** START OF Provided data **
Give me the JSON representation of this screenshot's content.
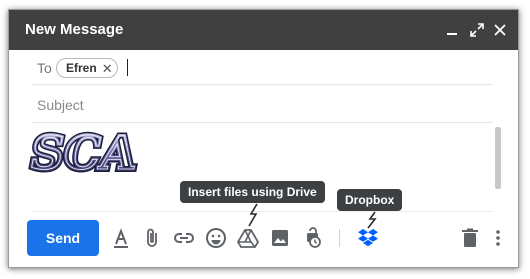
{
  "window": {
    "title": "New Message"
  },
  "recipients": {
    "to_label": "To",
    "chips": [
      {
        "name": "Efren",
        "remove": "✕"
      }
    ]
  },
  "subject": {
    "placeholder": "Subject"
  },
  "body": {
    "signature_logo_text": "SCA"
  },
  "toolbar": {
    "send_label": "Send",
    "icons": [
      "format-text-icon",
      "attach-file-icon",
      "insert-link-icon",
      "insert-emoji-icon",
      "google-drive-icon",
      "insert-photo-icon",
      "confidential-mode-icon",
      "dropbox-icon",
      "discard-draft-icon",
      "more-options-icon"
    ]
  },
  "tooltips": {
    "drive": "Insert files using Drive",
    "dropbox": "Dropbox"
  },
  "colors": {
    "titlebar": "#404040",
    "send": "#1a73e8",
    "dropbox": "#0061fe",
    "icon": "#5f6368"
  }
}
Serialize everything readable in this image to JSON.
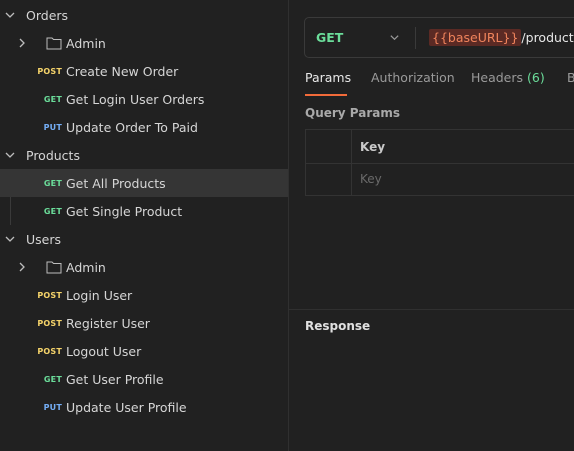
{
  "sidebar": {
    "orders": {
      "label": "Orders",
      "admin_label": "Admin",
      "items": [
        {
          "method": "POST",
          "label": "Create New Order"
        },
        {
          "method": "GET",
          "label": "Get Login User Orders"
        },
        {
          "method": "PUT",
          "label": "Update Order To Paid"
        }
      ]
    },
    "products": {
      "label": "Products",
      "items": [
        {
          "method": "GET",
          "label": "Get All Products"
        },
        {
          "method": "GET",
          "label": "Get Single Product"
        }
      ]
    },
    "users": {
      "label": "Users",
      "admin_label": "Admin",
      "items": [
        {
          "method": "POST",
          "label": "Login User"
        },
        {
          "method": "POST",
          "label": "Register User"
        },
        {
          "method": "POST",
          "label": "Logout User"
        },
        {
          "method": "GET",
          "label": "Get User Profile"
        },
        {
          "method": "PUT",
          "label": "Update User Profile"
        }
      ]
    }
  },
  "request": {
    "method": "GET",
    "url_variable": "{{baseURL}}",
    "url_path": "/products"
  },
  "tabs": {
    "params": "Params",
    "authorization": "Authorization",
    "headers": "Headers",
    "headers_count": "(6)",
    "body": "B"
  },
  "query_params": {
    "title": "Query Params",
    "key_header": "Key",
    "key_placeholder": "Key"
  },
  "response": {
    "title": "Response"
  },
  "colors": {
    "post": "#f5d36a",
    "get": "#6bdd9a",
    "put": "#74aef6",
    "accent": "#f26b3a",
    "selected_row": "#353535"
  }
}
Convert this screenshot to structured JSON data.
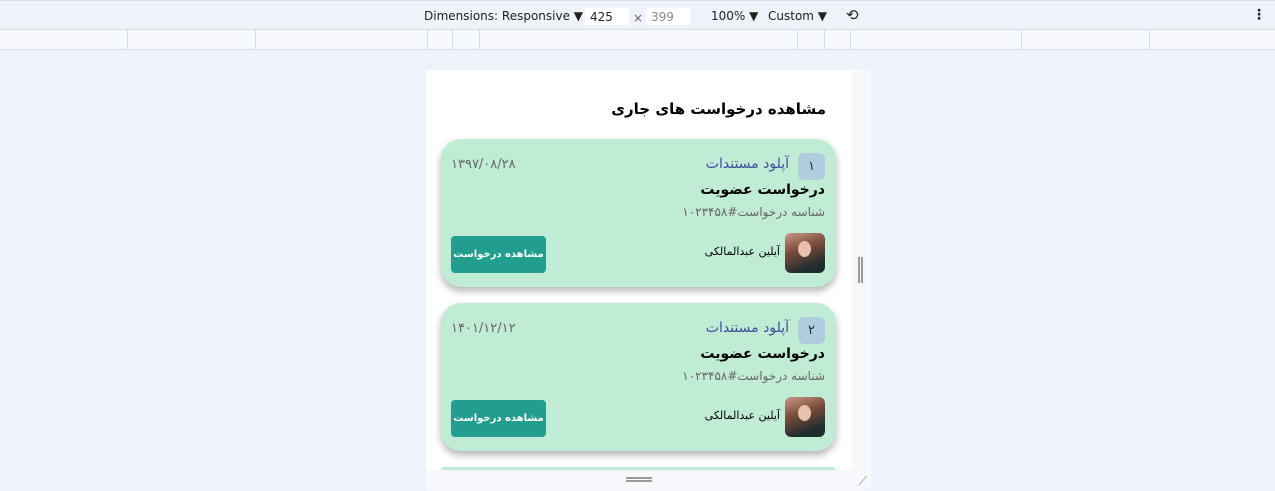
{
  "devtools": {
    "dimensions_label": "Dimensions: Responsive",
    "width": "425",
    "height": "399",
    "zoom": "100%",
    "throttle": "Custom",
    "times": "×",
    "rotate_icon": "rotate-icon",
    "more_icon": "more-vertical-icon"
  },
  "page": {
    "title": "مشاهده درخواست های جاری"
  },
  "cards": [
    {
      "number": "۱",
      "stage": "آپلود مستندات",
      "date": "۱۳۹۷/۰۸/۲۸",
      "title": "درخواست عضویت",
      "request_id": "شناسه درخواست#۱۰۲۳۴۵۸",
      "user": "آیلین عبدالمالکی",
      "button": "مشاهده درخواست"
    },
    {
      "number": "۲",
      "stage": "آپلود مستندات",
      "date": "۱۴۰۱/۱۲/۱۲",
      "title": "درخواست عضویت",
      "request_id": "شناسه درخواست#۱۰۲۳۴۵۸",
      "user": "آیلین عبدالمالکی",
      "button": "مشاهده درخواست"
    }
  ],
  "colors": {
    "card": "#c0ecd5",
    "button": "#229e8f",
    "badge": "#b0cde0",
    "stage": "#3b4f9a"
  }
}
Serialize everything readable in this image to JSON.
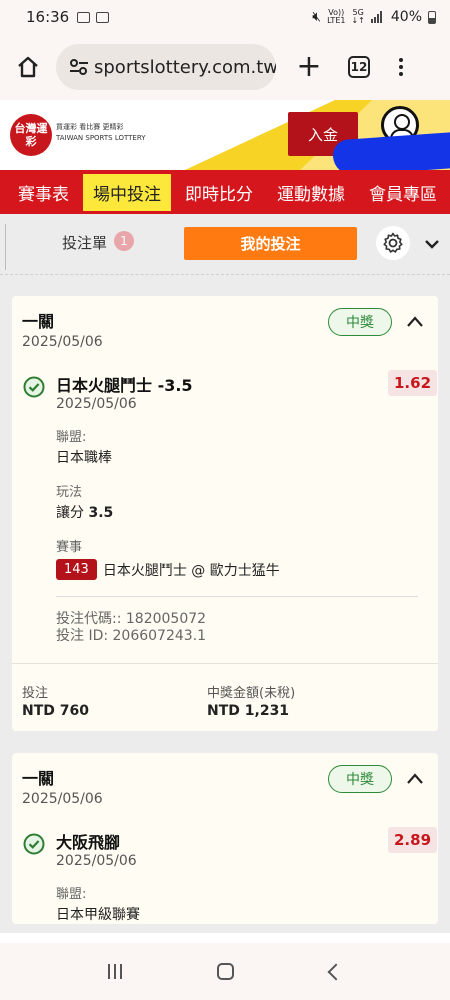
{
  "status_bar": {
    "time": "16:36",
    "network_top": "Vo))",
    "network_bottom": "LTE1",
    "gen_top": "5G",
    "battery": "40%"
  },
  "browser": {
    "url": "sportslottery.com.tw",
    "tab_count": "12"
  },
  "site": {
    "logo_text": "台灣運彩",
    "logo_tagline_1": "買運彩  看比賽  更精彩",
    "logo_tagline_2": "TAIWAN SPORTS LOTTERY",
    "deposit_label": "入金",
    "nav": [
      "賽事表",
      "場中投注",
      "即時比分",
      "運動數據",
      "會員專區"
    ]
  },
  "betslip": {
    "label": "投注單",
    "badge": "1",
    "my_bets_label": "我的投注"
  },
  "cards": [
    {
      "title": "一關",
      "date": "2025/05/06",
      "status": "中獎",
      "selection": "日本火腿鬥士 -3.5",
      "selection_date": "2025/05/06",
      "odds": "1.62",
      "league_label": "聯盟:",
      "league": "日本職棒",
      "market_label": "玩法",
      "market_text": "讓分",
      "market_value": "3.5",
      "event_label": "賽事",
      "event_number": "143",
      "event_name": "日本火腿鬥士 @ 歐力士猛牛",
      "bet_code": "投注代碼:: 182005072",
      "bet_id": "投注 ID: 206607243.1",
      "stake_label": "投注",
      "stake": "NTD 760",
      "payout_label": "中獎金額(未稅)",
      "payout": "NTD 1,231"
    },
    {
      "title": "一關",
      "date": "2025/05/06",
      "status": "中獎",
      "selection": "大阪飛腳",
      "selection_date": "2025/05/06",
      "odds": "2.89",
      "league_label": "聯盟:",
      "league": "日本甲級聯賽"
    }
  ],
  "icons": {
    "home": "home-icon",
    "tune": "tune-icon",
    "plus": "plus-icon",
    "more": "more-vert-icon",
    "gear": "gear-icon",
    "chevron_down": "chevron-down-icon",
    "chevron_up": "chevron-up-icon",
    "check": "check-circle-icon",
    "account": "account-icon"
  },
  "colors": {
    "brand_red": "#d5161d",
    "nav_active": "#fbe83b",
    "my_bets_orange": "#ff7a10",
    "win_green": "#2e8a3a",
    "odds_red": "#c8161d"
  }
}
** END OF Provided data **
** START OF Provided data **
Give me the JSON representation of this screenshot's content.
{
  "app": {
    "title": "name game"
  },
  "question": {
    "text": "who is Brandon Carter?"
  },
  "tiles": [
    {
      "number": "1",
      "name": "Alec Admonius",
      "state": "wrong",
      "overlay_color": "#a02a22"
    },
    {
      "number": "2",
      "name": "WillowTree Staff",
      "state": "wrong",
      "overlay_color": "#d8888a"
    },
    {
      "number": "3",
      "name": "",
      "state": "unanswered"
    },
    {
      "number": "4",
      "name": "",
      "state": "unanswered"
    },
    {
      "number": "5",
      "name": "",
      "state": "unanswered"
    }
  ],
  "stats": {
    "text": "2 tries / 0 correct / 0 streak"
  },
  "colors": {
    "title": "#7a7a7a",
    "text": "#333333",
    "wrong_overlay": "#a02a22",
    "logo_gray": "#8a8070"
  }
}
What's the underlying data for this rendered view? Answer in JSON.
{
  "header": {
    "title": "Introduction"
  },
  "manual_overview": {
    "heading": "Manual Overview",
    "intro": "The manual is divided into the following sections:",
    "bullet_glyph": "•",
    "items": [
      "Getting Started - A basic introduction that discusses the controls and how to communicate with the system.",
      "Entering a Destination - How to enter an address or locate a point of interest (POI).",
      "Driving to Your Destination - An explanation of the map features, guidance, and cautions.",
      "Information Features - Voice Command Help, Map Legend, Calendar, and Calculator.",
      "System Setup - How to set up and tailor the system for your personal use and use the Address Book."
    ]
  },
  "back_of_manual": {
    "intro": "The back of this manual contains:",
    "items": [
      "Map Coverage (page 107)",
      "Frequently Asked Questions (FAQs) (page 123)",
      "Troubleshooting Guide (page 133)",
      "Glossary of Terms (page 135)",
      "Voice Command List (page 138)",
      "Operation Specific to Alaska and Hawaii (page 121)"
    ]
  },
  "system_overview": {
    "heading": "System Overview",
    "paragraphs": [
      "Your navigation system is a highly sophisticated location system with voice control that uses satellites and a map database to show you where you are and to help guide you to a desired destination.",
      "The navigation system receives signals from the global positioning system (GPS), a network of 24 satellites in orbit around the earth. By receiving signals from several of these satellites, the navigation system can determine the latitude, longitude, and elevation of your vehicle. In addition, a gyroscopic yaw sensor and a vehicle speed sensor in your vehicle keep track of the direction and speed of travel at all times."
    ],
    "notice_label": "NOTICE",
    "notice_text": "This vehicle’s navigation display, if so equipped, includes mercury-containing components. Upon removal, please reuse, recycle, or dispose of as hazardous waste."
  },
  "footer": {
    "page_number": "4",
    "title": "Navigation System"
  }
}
** END OF Provided data **
**What the task asks**
Which lines hold the word "Command"? Show each one.

**Answer for the task**
      "Information Features - Voice Command Help, Map Legend, Calendar, and Calculator.",
      "Voice Command List (page 138)",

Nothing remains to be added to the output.